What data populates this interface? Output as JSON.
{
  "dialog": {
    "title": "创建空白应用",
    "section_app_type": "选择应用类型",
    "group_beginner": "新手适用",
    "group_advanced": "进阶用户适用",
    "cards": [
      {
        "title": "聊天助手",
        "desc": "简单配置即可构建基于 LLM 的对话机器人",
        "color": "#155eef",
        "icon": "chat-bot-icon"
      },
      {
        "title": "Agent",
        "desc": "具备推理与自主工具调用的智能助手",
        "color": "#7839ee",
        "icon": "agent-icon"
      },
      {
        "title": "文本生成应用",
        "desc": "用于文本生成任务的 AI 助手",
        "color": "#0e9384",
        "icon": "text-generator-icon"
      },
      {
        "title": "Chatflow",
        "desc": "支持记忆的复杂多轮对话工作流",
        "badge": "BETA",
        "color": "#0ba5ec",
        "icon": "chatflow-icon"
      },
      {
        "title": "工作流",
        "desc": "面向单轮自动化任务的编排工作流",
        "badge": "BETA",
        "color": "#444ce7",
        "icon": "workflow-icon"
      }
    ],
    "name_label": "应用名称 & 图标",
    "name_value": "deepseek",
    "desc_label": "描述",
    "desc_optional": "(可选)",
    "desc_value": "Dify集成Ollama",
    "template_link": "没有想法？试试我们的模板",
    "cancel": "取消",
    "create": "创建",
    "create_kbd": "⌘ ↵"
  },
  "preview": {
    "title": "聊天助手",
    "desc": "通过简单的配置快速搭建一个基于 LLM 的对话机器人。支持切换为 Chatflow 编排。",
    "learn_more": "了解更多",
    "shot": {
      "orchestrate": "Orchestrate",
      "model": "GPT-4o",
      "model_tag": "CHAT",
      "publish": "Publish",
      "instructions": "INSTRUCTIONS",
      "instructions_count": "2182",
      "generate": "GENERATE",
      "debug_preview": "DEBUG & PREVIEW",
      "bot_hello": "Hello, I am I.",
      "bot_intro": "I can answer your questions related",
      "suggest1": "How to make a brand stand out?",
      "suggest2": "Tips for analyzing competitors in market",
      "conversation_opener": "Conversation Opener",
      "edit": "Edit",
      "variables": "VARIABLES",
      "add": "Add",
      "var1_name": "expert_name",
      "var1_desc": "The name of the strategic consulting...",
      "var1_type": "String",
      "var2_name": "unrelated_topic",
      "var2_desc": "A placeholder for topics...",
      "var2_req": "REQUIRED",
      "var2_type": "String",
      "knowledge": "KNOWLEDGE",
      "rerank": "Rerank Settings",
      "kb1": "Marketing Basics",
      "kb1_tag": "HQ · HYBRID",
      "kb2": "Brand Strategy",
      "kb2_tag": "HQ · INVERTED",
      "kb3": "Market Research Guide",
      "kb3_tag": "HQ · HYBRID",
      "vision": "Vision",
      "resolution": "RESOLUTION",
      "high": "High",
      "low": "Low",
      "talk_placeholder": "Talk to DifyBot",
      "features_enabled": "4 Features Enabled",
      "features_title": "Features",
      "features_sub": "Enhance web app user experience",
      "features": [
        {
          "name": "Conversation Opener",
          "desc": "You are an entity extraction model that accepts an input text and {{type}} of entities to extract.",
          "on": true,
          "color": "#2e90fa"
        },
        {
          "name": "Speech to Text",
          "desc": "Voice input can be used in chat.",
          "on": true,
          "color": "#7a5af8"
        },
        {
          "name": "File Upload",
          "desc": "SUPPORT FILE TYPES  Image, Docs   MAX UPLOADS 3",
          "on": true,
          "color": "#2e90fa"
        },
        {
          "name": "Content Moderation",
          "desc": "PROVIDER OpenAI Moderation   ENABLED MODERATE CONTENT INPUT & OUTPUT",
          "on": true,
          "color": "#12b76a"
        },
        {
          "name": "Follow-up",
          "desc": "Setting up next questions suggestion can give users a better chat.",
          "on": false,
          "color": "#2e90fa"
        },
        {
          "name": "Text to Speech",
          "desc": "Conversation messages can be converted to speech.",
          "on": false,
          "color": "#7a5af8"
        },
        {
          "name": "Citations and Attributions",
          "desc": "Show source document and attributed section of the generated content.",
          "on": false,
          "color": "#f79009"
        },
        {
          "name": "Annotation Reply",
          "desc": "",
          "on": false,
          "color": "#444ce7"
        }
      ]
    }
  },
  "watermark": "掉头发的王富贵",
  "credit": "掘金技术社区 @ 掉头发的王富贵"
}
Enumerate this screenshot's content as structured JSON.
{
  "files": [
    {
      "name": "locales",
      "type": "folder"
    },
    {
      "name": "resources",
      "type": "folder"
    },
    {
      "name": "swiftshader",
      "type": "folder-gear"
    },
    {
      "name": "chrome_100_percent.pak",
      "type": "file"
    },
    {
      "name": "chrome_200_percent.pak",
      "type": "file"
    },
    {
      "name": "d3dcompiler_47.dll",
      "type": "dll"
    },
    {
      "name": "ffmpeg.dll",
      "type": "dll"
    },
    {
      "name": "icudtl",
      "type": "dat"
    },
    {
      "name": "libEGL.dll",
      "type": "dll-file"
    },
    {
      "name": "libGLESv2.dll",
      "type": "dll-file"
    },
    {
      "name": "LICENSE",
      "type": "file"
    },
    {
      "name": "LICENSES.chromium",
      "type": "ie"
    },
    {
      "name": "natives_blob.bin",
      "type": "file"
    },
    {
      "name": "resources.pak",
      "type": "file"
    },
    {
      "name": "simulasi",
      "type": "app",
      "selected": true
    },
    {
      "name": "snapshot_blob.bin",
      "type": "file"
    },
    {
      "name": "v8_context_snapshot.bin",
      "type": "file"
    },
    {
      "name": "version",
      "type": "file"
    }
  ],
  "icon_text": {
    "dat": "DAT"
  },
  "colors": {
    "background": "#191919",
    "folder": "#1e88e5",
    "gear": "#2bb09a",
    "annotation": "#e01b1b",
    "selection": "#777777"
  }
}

####

### Task goal:
Repeat exactly the lines from the one containing "Enumerate this screenshot's" through the last line of the records above, both included, and nothing else.

### Exercise output:
Enumerate this screenshot's content as structured JSON.
{
  "files": [
    {
      "name": "locales",
      "type": "folder"
    },
    {
      "name": "resources",
      "type": "folder"
    },
    {
      "name": "swiftshader",
      "type": "folder-gear"
    },
    {
      "name": "chrome_100_percent.pak",
      "type": "file"
    },
    {
      "name": "chrome_200_percent.pak",
      "type": "file"
    },
    {
      "name": "d3dcompiler_47.dll",
      "type": "dll"
    },
    {
      "name": "ffmpeg.dll",
      "type": "dll"
    },
    {
      "name": "icudtl",
      "type": "dat"
    },
    {
      "name": "libEGL.dll",
      "type": "dll-file"
    },
    {
      "name": "libGLESv2.dll",
      "type": "dll-file"
    },
    {
      "name": "LICENSE",
      "type": "file"
    },
    {
      "name": "LICENSES.chromium",
      "type": "ie"
    },
    {
      "name": "natives_blob.bin",
      "type": "file"
    },
    {
      "name": "resources.pak",
      "type": "file"
    },
    {
      "name": "simulasi",
      "type": "app",
      "selected": true
    },
    {
      "name": "snapshot_blob.bin",
      "type": "file"
    },
    {
      "name": "v8_context_snapshot.bin",
      "type": "file"
    },
    {
      "name": "version",
      "type": "file"
    }
  ],
  "icon_text": {
    "dat": "DAT"
  },
  "colors": {
    "background": "#191919",
    "folder": "#1e88e5",
    "gear": "#2bb09a",
    "annotation": "#e01b1b",
    "selection": "#777777"
  }
}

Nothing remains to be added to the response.